OBJECTIVE — Copy out the lines below word for word. Begin at the line that has "data-point [806, 428, 811, 433]" and stop after the line that has "data-point [643, 344, 648, 350]".

(Items in a dataset)
-- Start --

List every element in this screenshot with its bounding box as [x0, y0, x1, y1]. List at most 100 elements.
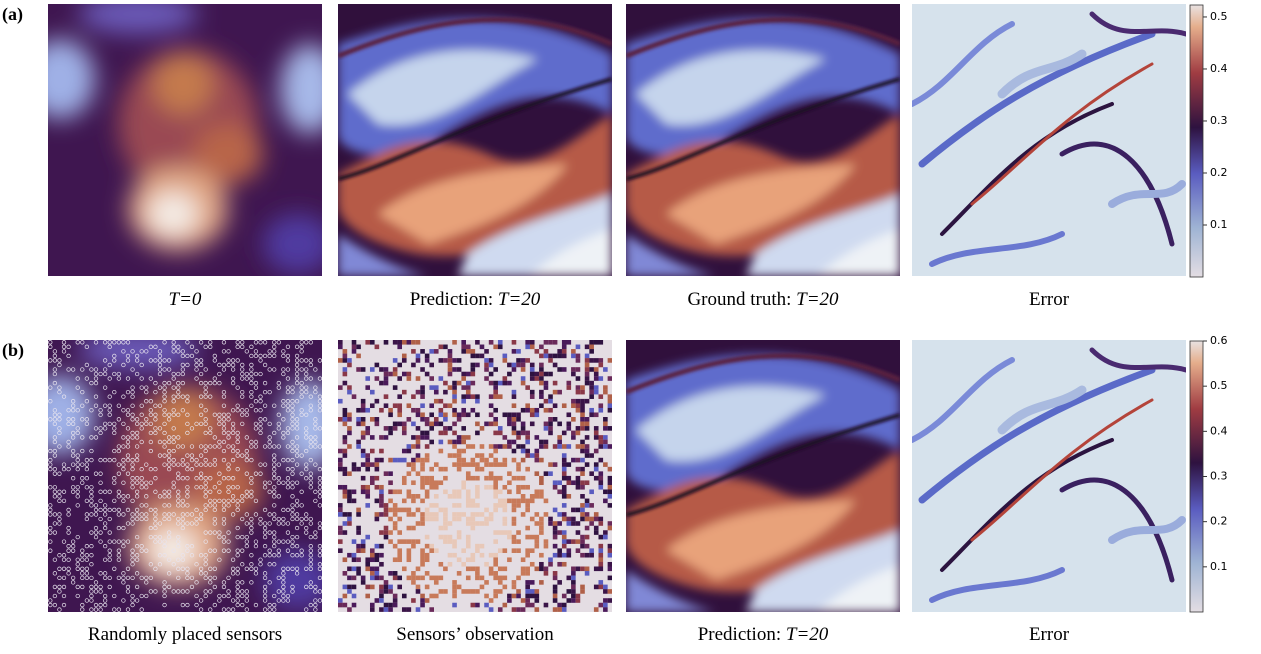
sensor-pixel	[383, 507, 389, 513]
sensor-pixel	[338, 340, 343, 345]
sensor-pixel	[479, 426, 485, 431]
sensor-pixel	[415, 439, 421, 445]
sensor-pixel	[607, 543, 612, 549]
sensor	[57, 444, 62, 449]
sensor-pixel	[507, 412, 512, 418]
sensor-pixel	[580, 516, 585, 522]
sensor-pixel	[561, 484, 567, 490]
sensor-pixel	[429, 362, 434, 368]
sensor	[57, 589, 62, 594]
sensor	[144, 580, 149, 585]
sensor-pixel	[360, 421, 366, 427]
sensor-pixel	[461, 457, 466, 463]
sensor	[171, 448, 176, 454]
sensor	[253, 426, 259, 431]
sensor-pixel	[351, 340, 357, 345]
sensor	[276, 575, 281, 581]
sensor-pixel	[561, 403, 567, 409]
sensor-pixel	[561, 593, 567, 599]
sensor-pixel	[561, 530, 567, 535]
sensor-pixel	[484, 516, 489, 522]
sensor-pixel	[539, 367, 544, 372]
sensor-pixel	[360, 403, 366, 409]
sensor	[304, 358, 309, 363]
sensor	[125, 389, 131, 395]
sensor	[89, 408, 94, 413]
sensor-pixel	[584, 480, 590, 486]
sensor	[75, 593, 80, 599]
sensor	[157, 403, 163, 408]
sensor-pixel	[420, 349, 425, 354]
sensor-pixel	[342, 407, 348, 413]
sensor-pixel	[534, 435, 540, 440]
sensor-pixel	[479, 543, 485, 549]
sensor-pixel	[497, 380, 503, 386]
sensor	[262, 417, 268, 422]
sensor	[240, 344, 245, 349]
sensor	[61, 584, 67, 590]
sensor-pixel	[488, 444, 494, 449]
sensor-pixel	[388, 589, 393, 594]
sensor-pixel	[571, 566, 576, 572]
sensor	[75, 408, 80, 413]
sensor	[198, 476, 204, 481]
colorbar-tick-label: 0.3	[1210, 114, 1228, 127]
sensor-pixel	[369, 480, 375, 486]
sensor-pixel	[598, 584, 604, 590]
sensor-pixel	[411, 457, 416, 463]
sensor	[189, 466, 195, 472]
sensor-pixel	[433, 580, 439, 585]
sensor-pixel	[461, 435, 466, 440]
sensor	[84, 466, 90, 472]
sensor	[281, 516, 286, 522]
sensor	[112, 358, 117, 363]
sensor-pixel	[497, 589, 503, 594]
sensor	[258, 521, 263, 526]
sensor-pixel	[369, 607, 375, 612]
sensor	[166, 457, 172, 463]
sensor-pixel	[575, 457, 581, 463]
sensor	[267, 421, 272, 426]
sensor	[84, 399, 90, 404]
sensor	[107, 457, 112, 463]
sensor-pixel	[415, 471, 421, 476]
sensor	[299, 394, 304, 399]
sensor-pixel	[397, 403, 403, 409]
sensor-pixel	[356, 543, 361, 549]
sensor	[294, 371, 300, 377]
sensor	[130, 466, 135, 472]
sensor	[116, 553, 121, 558]
sensor-pixel	[397, 539, 403, 544]
sensor-pixel	[475, 484, 480, 490]
sensor	[281, 580, 286, 585]
sensor-pixel	[356, 439, 361, 445]
sensor-pixel	[557, 552, 562, 558]
sensor-pixel	[374, 462, 380, 467]
sensor	[98, 584, 103, 590]
sensor	[176, 566, 181, 571]
sensor	[226, 489, 231, 494]
sensor	[244, 607, 249, 612]
sensor	[276, 480, 281, 485]
sensor-pixel	[502, 435, 508, 440]
sensor-pixel	[388, 507, 393, 513]
sensor-pixel	[552, 521, 558, 526]
sensor	[125, 494, 131, 499]
sensor	[304, 412, 309, 417]
sensor	[267, 367, 272, 372]
sensor-pixel	[401, 421, 407, 427]
sensor-pixel	[411, 394, 416, 399]
sensor	[125, 435, 131, 440]
sensor-pixel	[525, 580, 530, 585]
sensor	[121, 571, 126, 576]
sensor-pixel	[420, 430, 425, 436]
sensor-pixel	[593, 430, 599, 436]
sensor-pixel	[561, 494, 567, 499]
sensor	[258, 557, 263, 562]
sensor	[144, 548, 149, 553]
sensor	[304, 371, 309, 377]
sensor	[57, 426, 62, 431]
sensor	[267, 489, 272, 494]
sensor	[313, 385, 318, 390]
sensor-pixel	[443, 475, 448, 481]
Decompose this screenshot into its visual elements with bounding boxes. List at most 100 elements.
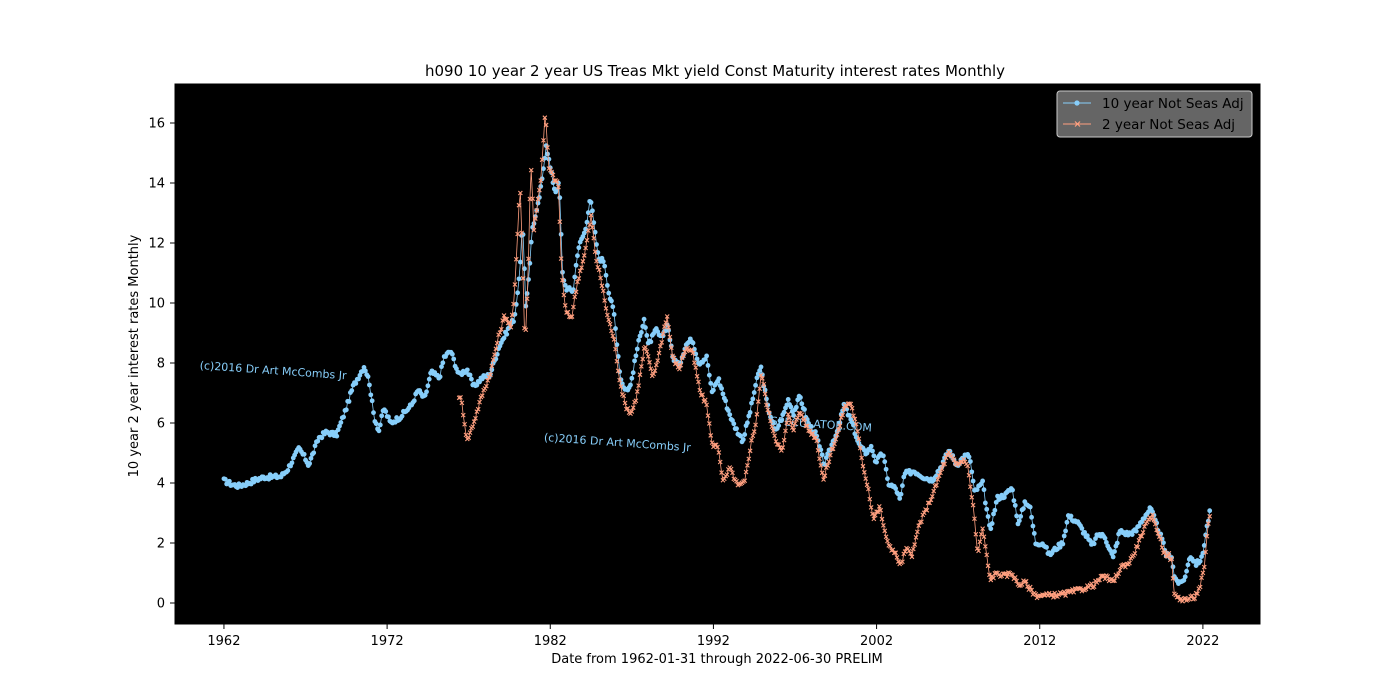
data-point [806, 428, 811, 433]
data-point [1207, 508, 1213, 514]
data-point [946, 449, 952, 455]
data-point [386, 414, 391, 420]
data-point [836, 427, 841, 433]
data-point [591, 235, 597, 241]
data-point [912, 542, 918, 547]
data-point [619, 381, 625, 387]
data-point [1044, 544, 1049, 550]
data-point [1064, 519, 1070, 525]
data-point [804, 423, 810, 429]
data-point [1182, 574, 1188, 580]
data-point [750, 396, 756, 402]
data-point [1018, 514, 1024, 519]
data-point [808, 424, 814, 429]
data-point [859, 455, 865, 461]
data-point [719, 386, 724, 391]
data-point [682, 349, 688, 355]
data-point [643, 344, 648, 350]
data-point [965, 463, 971, 469]
data-point [1010, 487, 1015, 493]
data-point [636, 383, 642, 389]
data-point [871, 453, 877, 459]
data-point [694, 373, 700, 379]
data-point [681, 353, 686, 359]
data-point [874, 509, 879, 515]
data-point [660, 331, 666, 337]
data-point [483, 383, 489, 389]
data-point [577, 268, 583, 274]
data-point [349, 388, 355, 393]
data-point [477, 399, 482, 405]
data-point [579, 265, 584, 270]
data-point [939, 466, 945, 472]
data-point [606, 290, 612, 296]
data-point [814, 438, 820, 444]
data-point [799, 401, 805, 407]
data-point [751, 429, 757, 434]
x-axis-label: Date from 1962-01-31 through 2022-06-30 … [551, 652, 883, 667]
data-point [308, 455, 314, 461]
data-point [532, 216, 538, 221]
data-point [860, 463, 866, 469]
data-point [1158, 536, 1164, 542]
data-point [610, 333, 616, 339]
data-point [319, 435, 325, 441]
data-point [715, 444, 720, 450]
data-point [500, 318, 506, 323]
data-point [753, 422, 758, 428]
data-point [898, 491, 904, 497]
data-point [981, 534, 987, 540]
data-point [458, 395, 463, 400]
data-point [793, 404, 799, 410]
data-point [717, 459, 723, 465]
data-point [727, 412, 733, 418]
data-point [1031, 531, 1037, 536]
data-point [671, 355, 677, 361]
data-point [791, 427, 797, 433]
data-point [969, 494, 975, 500]
data-point [755, 399, 761, 404]
data-point [590, 208, 595, 214]
data-point [880, 522, 886, 528]
data-point [508, 324, 514, 330]
data-point [789, 425, 795, 431]
data-point [927, 500, 932, 506]
data-point [757, 368, 763, 373]
data-point [637, 372, 643, 378]
data-point [935, 477, 941, 482]
data-point [613, 346, 618, 352]
data-point [489, 367, 495, 373]
data-point [1091, 541, 1097, 547]
data-point [479, 393, 485, 399]
data-point [541, 166, 546, 172]
data-point [762, 387, 768, 393]
data-point [885, 476, 890, 482]
data-point [1151, 517, 1157, 523]
legend-label: 2 year Not Seas Adj [1102, 117, 1235, 133]
data-point [644, 349, 650, 354]
data-point [656, 350, 662, 356]
data-point [832, 441, 837, 447]
data-point [976, 548, 981, 554]
data-point [618, 384, 624, 389]
data-point [992, 507, 998, 513]
data-point [776, 423, 782, 428]
data-point [504, 331, 510, 337]
data-point [399, 413, 405, 419]
data-point [1108, 577, 1113, 582]
data-point [628, 411, 633, 417]
data-point [759, 376, 765, 381]
data-point [662, 324, 667, 330]
data-point [629, 409, 635, 414]
data-point [970, 478, 976, 484]
data-point [557, 219, 563, 225]
data-point [1027, 584, 1033, 590]
data-point [648, 366, 654, 372]
data-point [474, 409, 480, 415]
data-point [1037, 593, 1043, 599]
plot-frame [174, 83, 1261, 625]
data-point [989, 521, 995, 526]
data-point [1199, 575, 1204, 581]
data-point [749, 400, 754, 406]
data-point [818, 463, 824, 468]
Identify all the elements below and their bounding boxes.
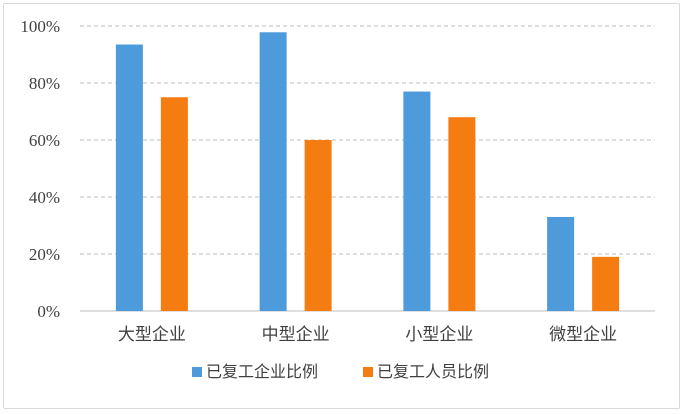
legend-label: 已复工企业比例: [206, 362, 318, 381]
bars: [115, 32, 620, 312]
bar-enterprise-1: [259, 32, 287, 312]
legend: 已复工企业比例 已复工人员比例: [192, 362, 489, 381]
legend-item: 已复工企业比例: [192, 362, 318, 381]
legend-swatch: [363, 367, 373, 377]
bar-enterprise-2: [403, 91, 431, 311]
legend-item: 已复工人员比例: [363, 362, 489, 381]
y-tick-label: 80%: [29, 74, 60, 93]
bar-enterprise-0: [115, 44, 143, 312]
y-tick-label: 40%: [29, 188, 60, 207]
bar-enterprise-3: [547, 216, 575, 311]
y-tick-label: 0%: [37, 302, 60, 321]
category-label: 大型企业: [118, 325, 186, 345]
category-label: 小型企业: [405, 325, 473, 345]
legend-swatch: [192, 367, 202, 377]
y-tick-label: 20%: [29, 245, 60, 264]
y-tick-label: 100%: [20, 17, 60, 36]
y-tick-label: 60%: [29, 131, 60, 150]
bar-staff-0: [160, 97, 188, 311]
category-label: 微型企业: [549, 325, 617, 345]
bar-staff-3: [592, 256, 620, 311]
bar-staff-2: [448, 117, 476, 311]
y-tick-labels: 0% 20% 40% 60% 80% 100%: [20, 17, 60, 321]
chart-frame: [3, 3, 680, 409]
legend-label: 已复工人员比例: [377, 362, 489, 381]
category-labels: 大型企业 中型企业 小型企业 微型企业: [118, 325, 617, 345]
category-label: 中型企业: [262, 325, 330, 345]
bar-staff-1: [304, 140, 332, 311]
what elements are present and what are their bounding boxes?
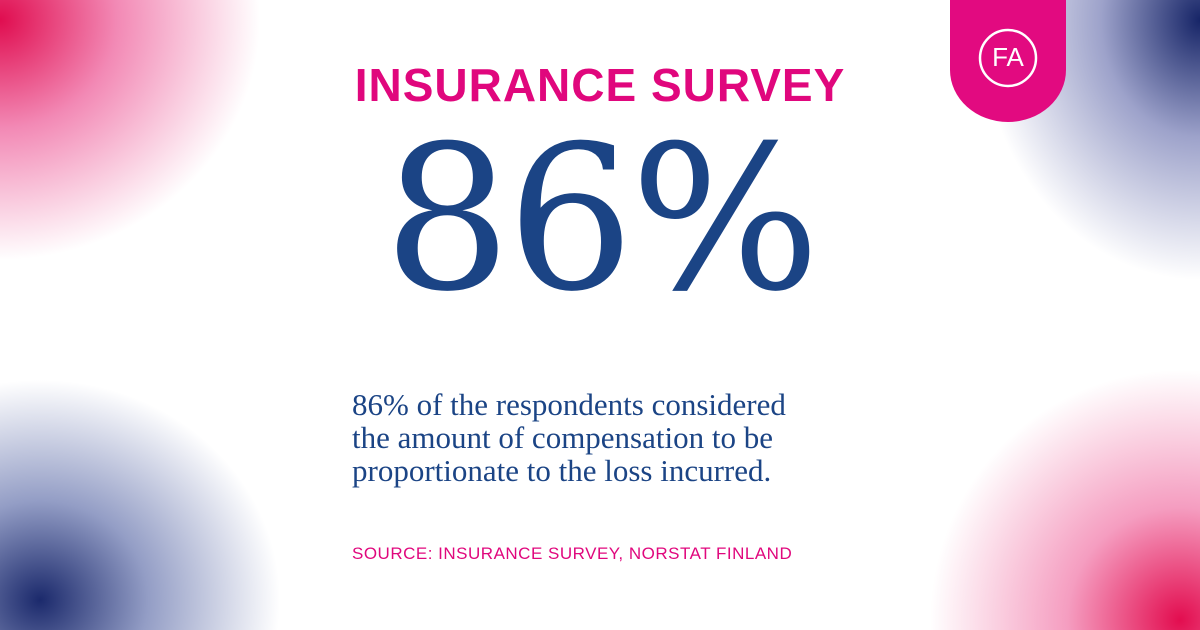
headline-stat: 86% xyxy=(383,103,821,336)
title: INSURANCE SURVEY xyxy=(354,59,846,111)
description-line: the amount of compensation to be xyxy=(352,420,773,455)
description-line: proportionate to the loss incurred. xyxy=(352,453,772,488)
logo-text: FA xyxy=(992,42,1024,72)
description: 86% of the respondents considered the amo… xyxy=(352,388,786,487)
description-line: 86% of the respondents considered xyxy=(352,387,786,422)
logo: FA xyxy=(950,0,1066,122)
source: SOURCE: INSURANCE SURVEY, NORSTAT FINLAN… xyxy=(352,544,793,563)
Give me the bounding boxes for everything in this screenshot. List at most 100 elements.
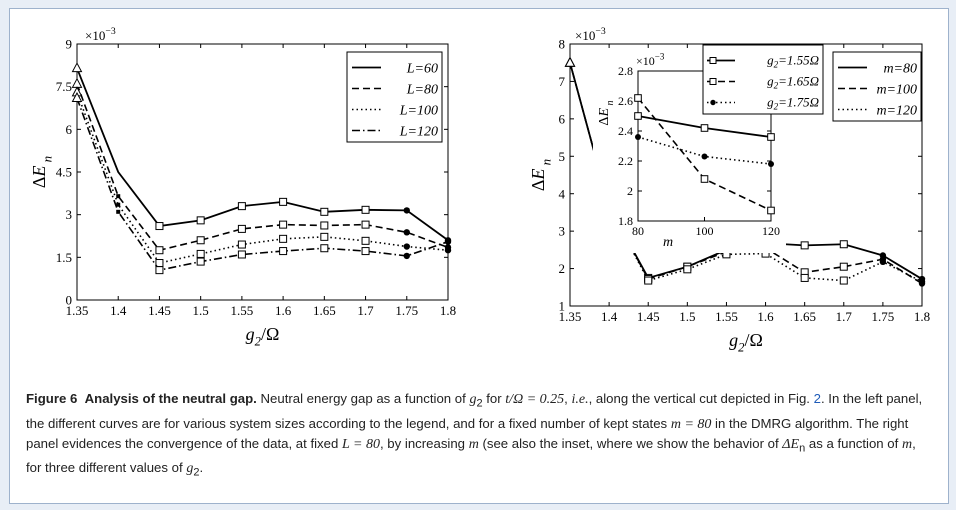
y-tick-label: 2.2 [618,154,633,168]
caption-math: m [901,436,913,452]
plot-area-frame [569,43,923,307]
data-point-L=80 [403,229,410,236]
inset-data-point [701,153,708,160]
caption-text: , by increasing [379,435,469,451]
data-point-L=80 [361,220,370,229]
x-tick-label: 1.7 [836,309,853,324]
legend-inset [702,44,824,115]
charts-svg: 1.35 1.4 1.45 1.5 1.55 1.6 1.65 1.7 1.75 1.801.53… [29,26,930,354]
legend-label: L=100 [399,103,438,118]
figure-link[interactable]: 2 [813,391,821,406]
data-point-m=100 [839,262,848,271]
data-point-L=120 [196,257,205,266]
data-point-m=120 [800,273,809,282]
y-axis-label: ΔE n [528,159,553,191]
y-tick-label: 1.5 [56,250,72,265]
data-point-L=80 [279,220,288,229]
data-point-L=100 [237,240,246,249]
caption-text: in the DMRG algorithm. The right panel e… [26,415,909,451]
y-tick-label: 1.8 [618,214,633,228]
x-tick-label: 1.65 [313,303,336,318]
x-tick-label: 1.6 [757,309,774,324]
data-point-L=80 [320,221,329,230]
y-tick-label: 2 [559,261,566,276]
caption-text: (see also the inset, where we show the b… [478,435,783,451]
data-point-L=120 [361,247,370,256]
caption-heading: Analysis of the neutral gap. [84,391,257,406]
x-tick-label: 1.5 [193,303,209,318]
exponent-label: ×10−3 [85,26,116,43]
data-point-L=80 [116,194,121,199]
caption-text: , for three different values of [26,435,916,476]
data-point-m=120 [879,258,887,266]
data-point-L=60 [237,202,246,211]
legend-label: m=100 [876,82,917,97]
caption-math: L = 80 [342,436,380,452]
y-tick-label: 9 [66,37,73,52]
legend-marker [709,57,717,64]
x-tick-label: 1.75 [395,303,418,318]
inset-data-point [700,175,709,183]
data-point-L=80 [155,246,164,255]
data-point-L=60 [320,207,329,216]
inset-data-point [634,112,642,120]
x-tick-label: 1.7 [357,303,374,318]
legend-label: g2=1.65Ω [767,74,819,91]
data-point-m=80 [839,240,848,249]
inset-x-axis-label: m [663,235,673,250]
caption-text: Neutral energy gap as a function of [256,391,470,406]
caption-math: m [468,436,479,452]
x-tick-label: 1.45 [637,309,660,324]
data-point-m=120 [918,278,926,285]
caption-text: , [564,391,572,406]
inset-data-point [768,161,774,167]
legend-marker [709,78,717,85]
x-tick-label: 80 [632,224,644,238]
series-line-L=60 [76,67,449,241]
caption-math: g [186,461,194,477]
data-point-L=80 [71,77,83,88]
figure-caption: Figure 6 Analysis of the neutral gap. Ne… [26,389,934,483]
y-tick-label: 7 [559,74,566,89]
legend-label: g2=1.75Ω [767,95,819,112]
series-line-L=120 [76,97,449,272]
data-point-L=100 [320,232,329,241]
data-point-L=120 [155,266,164,275]
data-point-L=60 [279,197,288,206]
y-tick-label: 3 [559,224,566,239]
data-point-L=120 [237,250,246,259]
x-tick-label: 1.35 [559,309,582,324]
y-tick-label: 6 [559,111,566,126]
x-axis-label: g2/Ω [246,324,280,348]
y-tick-label: 3 [66,207,73,222]
x-tick-label: 120 [762,224,780,238]
x-tick-label: 1.55 [715,309,738,324]
y-tick-label: 2 [627,184,633,198]
caption-math: m = 80 [670,416,712,432]
legend-label: L=80 [406,82,438,97]
data-point-L=100 [403,243,410,250]
y-tick-label: 6 [66,122,73,137]
y-tick-label: 8 [559,37,566,52]
x-tick-label: 1.45 [148,303,171,318]
exponent-label: ×10−3 [575,26,606,43]
data-point-m=80 [800,241,809,250]
legend-label: m=120 [876,103,917,118]
x-tick-label: 1.8 [440,303,456,318]
y-tick-label: 2.8 [618,64,633,78]
y-tick-label: 0 [66,293,73,308]
data-point-m=120 [839,276,848,285]
data-point-L=60 [155,222,164,231]
y-tick-label: 5 [559,149,566,164]
legend-label: m=80 [883,61,917,76]
data-point-L=100 [196,249,205,258]
caption-text: , along the vertical cut depicted in Fig… [588,391,814,406]
x-tick-label: 1.55 [231,303,254,318]
x-tick-label: 1.8 [914,309,930,324]
y-tick-label: 2.6 [618,94,633,108]
legend-label: L=120 [399,124,438,139]
caption-math-sub: n [799,442,806,455]
y-tick-label: 1 [559,299,566,314]
y-tick-label: 4 [559,186,566,201]
x-tick-label: 1.4 [110,303,127,318]
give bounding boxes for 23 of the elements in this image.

-- End --

PROBLEM SOLUTION —
data-point [806, 428, 811, 433]
data-point [1207, 508, 1213, 514]
data-point [946, 449, 952, 455]
data-point [386, 414, 391, 420]
data-point [836, 427, 841, 433]
data-point [591, 235, 597, 241]
data-point [912, 542, 918, 547]
data-point [619, 381, 625, 387]
data-point [1044, 544, 1049, 550]
data-point [1064, 519, 1070, 525]
data-point [804, 423, 810, 429]
data-point [1182, 574, 1188, 580]
data-point [750, 396, 756, 402]
data-point [1018, 514, 1024, 519]
data-point [808, 424, 814, 429]
data-point [859, 455, 865, 461]
data-point [719, 386, 724, 391]
data-point [682, 349, 688, 355]
data-point [643, 344, 648, 350]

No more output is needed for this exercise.